Task → Can you reproduce the data beneath, keeping every line exact?

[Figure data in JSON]
━━━━━━━━━━━━━━━━━━━━━━━━━━━━━━
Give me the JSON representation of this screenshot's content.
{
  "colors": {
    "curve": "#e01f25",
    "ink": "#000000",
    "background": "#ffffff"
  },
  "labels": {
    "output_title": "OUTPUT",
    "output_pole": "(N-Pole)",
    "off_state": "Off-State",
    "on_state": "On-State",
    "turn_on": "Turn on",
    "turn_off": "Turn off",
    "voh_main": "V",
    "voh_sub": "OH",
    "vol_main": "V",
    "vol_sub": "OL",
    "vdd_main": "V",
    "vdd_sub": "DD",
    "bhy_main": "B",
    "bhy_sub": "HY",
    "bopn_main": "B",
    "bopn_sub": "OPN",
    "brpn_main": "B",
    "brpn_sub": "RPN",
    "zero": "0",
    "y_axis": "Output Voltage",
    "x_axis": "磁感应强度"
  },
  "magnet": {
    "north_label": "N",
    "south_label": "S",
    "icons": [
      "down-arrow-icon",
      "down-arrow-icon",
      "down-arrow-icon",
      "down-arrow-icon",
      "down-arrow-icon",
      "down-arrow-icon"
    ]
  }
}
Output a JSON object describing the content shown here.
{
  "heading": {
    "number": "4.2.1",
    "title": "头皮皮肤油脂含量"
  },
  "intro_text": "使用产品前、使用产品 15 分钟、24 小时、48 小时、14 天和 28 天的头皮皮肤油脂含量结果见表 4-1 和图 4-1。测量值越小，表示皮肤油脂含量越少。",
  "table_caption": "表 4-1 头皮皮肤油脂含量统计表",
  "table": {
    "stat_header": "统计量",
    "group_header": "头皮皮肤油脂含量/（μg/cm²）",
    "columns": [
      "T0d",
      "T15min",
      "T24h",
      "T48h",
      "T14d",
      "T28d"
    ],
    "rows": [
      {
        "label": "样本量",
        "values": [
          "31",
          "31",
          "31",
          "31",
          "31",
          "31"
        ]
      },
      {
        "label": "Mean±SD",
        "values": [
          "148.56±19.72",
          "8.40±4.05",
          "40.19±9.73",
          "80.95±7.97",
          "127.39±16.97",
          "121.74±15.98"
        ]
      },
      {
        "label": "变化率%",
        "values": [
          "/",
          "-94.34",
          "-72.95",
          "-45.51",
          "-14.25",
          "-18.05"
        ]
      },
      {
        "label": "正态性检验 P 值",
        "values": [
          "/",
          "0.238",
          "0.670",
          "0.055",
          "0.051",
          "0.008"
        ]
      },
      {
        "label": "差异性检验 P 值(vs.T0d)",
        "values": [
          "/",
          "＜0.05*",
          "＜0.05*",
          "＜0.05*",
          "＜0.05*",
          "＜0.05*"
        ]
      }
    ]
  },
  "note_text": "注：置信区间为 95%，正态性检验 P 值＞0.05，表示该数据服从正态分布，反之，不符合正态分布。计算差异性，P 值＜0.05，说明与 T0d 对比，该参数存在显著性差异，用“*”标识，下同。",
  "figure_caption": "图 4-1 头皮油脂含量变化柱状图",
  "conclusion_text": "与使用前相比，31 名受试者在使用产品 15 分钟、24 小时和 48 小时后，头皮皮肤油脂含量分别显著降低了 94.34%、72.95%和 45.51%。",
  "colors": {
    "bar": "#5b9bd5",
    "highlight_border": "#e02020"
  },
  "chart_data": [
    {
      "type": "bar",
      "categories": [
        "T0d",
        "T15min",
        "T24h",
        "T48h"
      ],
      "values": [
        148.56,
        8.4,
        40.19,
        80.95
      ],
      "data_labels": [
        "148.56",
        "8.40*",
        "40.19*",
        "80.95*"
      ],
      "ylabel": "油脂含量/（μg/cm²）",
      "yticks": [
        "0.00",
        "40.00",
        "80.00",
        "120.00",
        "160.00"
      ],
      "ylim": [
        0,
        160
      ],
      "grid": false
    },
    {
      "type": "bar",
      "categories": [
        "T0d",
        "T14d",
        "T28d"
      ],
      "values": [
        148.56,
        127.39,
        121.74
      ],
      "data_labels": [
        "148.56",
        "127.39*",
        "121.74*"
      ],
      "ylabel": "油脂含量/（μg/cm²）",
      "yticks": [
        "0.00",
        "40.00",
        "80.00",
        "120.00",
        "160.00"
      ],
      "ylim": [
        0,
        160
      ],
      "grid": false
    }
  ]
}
━━━━━━━━━━━━━━━━━━━━━━━━━━━━━━
Solution to this exercise →
Give me the JSON representation of this screenshot's content.
{
  "colors": {
    "curve": "#e01f25",
    "ink": "#000000",
    "background": "#ffffff"
  },
  "labels": {
    "output_title": "OUTPUT",
    "output_pole": "(N-Pole)",
    "off_state": "Off-State",
    "on_state": "On-State",
    "turn_on": "Turn on",
    "turn_off": "Turn off",
    "voh_main": "V",
    "voh_sub": "OH",
    "vol_main": "V",
    "vol_sub": "OL",
    "vdd_main": "V",
    "vdd_sub": "DD",
    "bhy_main": "B",
    "bhy_sub": "HY",
    "bopn_main": "B",
    "bopn_sub": "OPN",
    "brpn_main": "B",
    "brpn_sub": "RPN",
    "zero": "0",
    "y_axis": "Output Voltage",
    "x_axis": "磁感应强度"
  },
  "magnet": {
    "north_label": "N",
    "south_label": "S",
    "icons": [
      "down-arrow-icon",
      "down-arrow-icon",
      "down-arrow-icon",
      "down-arrow-icon",
      "down-arrow-icon",
      "down-arrow-icon"
    ]
  }
}
Output a JSON object describing the content shown here.
{
  "heading": {
    "number": "4.2.1",
    "title": "头皮皮肤油脂含量"
  },
  "intro_text": "使用产品前、使用产品 15 分钟、24 小时、48 小时、14 天和 28 天的头皮皮肤油脂含量结果见表 4-1 和图 4-1。测量值越小，表示皮肤油脂含量越少。",
  "table_caption": "表 4-1 头皮皮肤油脂含量统计表",
  "table": {
    "stat_header": "统计量",
    "group_header": "头皮皮肤油脂含量/（μg/cm²）",
    "columns": [
      "T0d",
      "T15min",
      "T24h",
      "T48h",
      "T14d",
      "T28d"
    ],
    "rows": [
      {
        "label": "样本量",
        "values": [
          "31",
          "31",
          "31",
          "31",
          "31",
          "31"
        ]
      },
      {
        "label": "Mean±SD",
        "values": [
          "148.56±19.72",
          "8.40±4.05",
          "40.19±9.73",
          "80.95±7.97",
          "127.39±16.97",
          "121.74±15.98"
        ]
      },
      {
        "label": "变化率%",
        "values": [
          "/",
          "-94.34",
          "-72.95",
          "-45.51",
          "-14.25",
          "-18.05"
        ]
      },
      {
        "label": "正态性检验 P 值",
        "values": [
          "/",
          "0.238",
          "0.670",
          "0.055",
          "0.051",
          "0.008"
        ]
      },
      {
        "label": "差异性检验 P 值(vs.T0d)",
        "values": [
          "/",
          "＜0.05*",
          "＜0.05*",
          "＜0.05*",
          "＜0.05*",
          "＜0.05*"
        ]
      }
    ]
  },
  "note_text": "注：置信区间为 95%，正态性检验 P 值＞0.05，表示该数据服从正态分布，反之，不符合正态分布。计算差异性，P 值＜0.05，说明与 T0d 对比，该参数存在显著性差异，用“*”标识，下同。",
  "figure_caption": "图 4-1 头皮油脂含量变化柱状图",
  "conclusion_text": "与使用前相比，31 名受试者在使用产品 15 分钟、24 小时和 48 小时后，头皮皮肤油脂含量分别显著降低了 94.34%、72.95%和 45.51%。",
  "colors": {
    "bar": "#5b9bd5",
    "highlight_border": "#e02020"
  },
  "chart_data": [
    {
      "type": "bar",
      "categories": [
        "T0d",
        "T15min",
        "T24h",
        "T48h"
      ],
      "values": [
        148.56,
        8.4,
        40.19,
        80.95
      ],
      "data_labels": [
        "148.56",
        "8.40*",
        "40.19*",
        "80.95*"
      ],
      "ylabel": "油脂含量/（μg/cm²）",
      "yticks": [
        "0.00",
        "40.00",
        "80.00",
        "120.00",
        "160.00"
      ],
      "ylim": [
        0,
        160
      ],
      "grid": false
    },
    {
      "type": "bar",
      "categories": [
        "T0d",
        "T14d",
        "T28d"
      ],
      "values": [
        148.56,
        127.39,
        121.74
      ],
      "data_labels": [
        "148.56",
        "127.39*",
        "121.74*"
      ],
      "ylabel": "油脂含量/（μg/cm²）",
      "yticks": [
        "0.00",
        "40.00",
        "80.00",
        "120.00",
        "160.00"
      ],
      "ylim": [
        0,
        160
      ],
      "grid": false
    }
  ]
}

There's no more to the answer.